▽
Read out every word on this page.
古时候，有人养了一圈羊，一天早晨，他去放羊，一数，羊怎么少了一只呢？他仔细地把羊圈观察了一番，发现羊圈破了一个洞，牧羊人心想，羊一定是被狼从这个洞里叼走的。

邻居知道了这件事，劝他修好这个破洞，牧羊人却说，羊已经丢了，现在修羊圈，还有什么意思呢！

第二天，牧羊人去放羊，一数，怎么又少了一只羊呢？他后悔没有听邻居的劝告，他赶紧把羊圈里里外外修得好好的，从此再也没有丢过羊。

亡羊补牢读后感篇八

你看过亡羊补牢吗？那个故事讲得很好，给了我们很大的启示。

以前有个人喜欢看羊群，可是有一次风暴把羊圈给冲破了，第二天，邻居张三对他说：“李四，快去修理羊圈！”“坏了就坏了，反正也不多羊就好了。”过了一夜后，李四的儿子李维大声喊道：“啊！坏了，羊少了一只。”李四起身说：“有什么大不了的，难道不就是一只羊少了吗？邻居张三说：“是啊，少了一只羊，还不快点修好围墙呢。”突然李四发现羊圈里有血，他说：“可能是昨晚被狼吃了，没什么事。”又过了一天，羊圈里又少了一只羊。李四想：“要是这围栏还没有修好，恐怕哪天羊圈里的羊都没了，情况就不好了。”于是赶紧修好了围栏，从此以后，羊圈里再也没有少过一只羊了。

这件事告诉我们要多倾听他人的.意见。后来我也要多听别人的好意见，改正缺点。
△
__WHAT YOU SHOULD DO__.
Exact output of every entry is required.

__SOLUTION TO THIS TASK__.
Read out every word on this page.
古时候，有人养了一圈羊，一天早晨，他去放羊，一数，羊怎么少了一只呢？他仔细地把羊圈观察了一番，发现羊圈破了一个洞，牧羊人心想，羊一定是被狼从这个洞里叼走的。

邻居知道了这件事，劝他修好这个破洞，牧羊人却说，羊已经丢了，现在修羊圈，还有什么意思呢！

第二天，牧羊人去放羊，一数，怎么又少了一只羊呢？他后悔没有听邻居的劝告，他赶紧把羊圈里里外外修得好好的，从此再也没有丢过羊。

亡羊补牢读后感篇八

你看过亡羊补牢吗？那个故事讲得很好，给了我们很大的启示。

以前有个人喜欢看羊群，可是有一次风暴把羊圈给冲破了，第二天，邻居张三对他说：“李四，快去修理羊圈！”“坏了就坏了，反正也不多羊就好了。”过了一夜后，李四的儿子李维大声喊道：“啊！坏了，羊少了一只。”李四起身说：“有什么大不了的，难道不就是一只羊少了吗？邻居张三说：“是啊，少了一只羊，还不快点修好围墙呢。”突然李四发现羊圈里有血，他说：“可能是昨晚被狼吃了，没什么事。”又过了一天，羊圈里又少了一只羊。李四想：“要是这围栏还没有修好，恐怕哪天羊圈里的羊都没了，情况就不好了。”于是赶紧修好了围栏，从此以后，羊圈里再也没有少过一只羊了。

这件事告诉我们要多倾听他人的.意见。后来我也要多听别人的好意见，改正缺点。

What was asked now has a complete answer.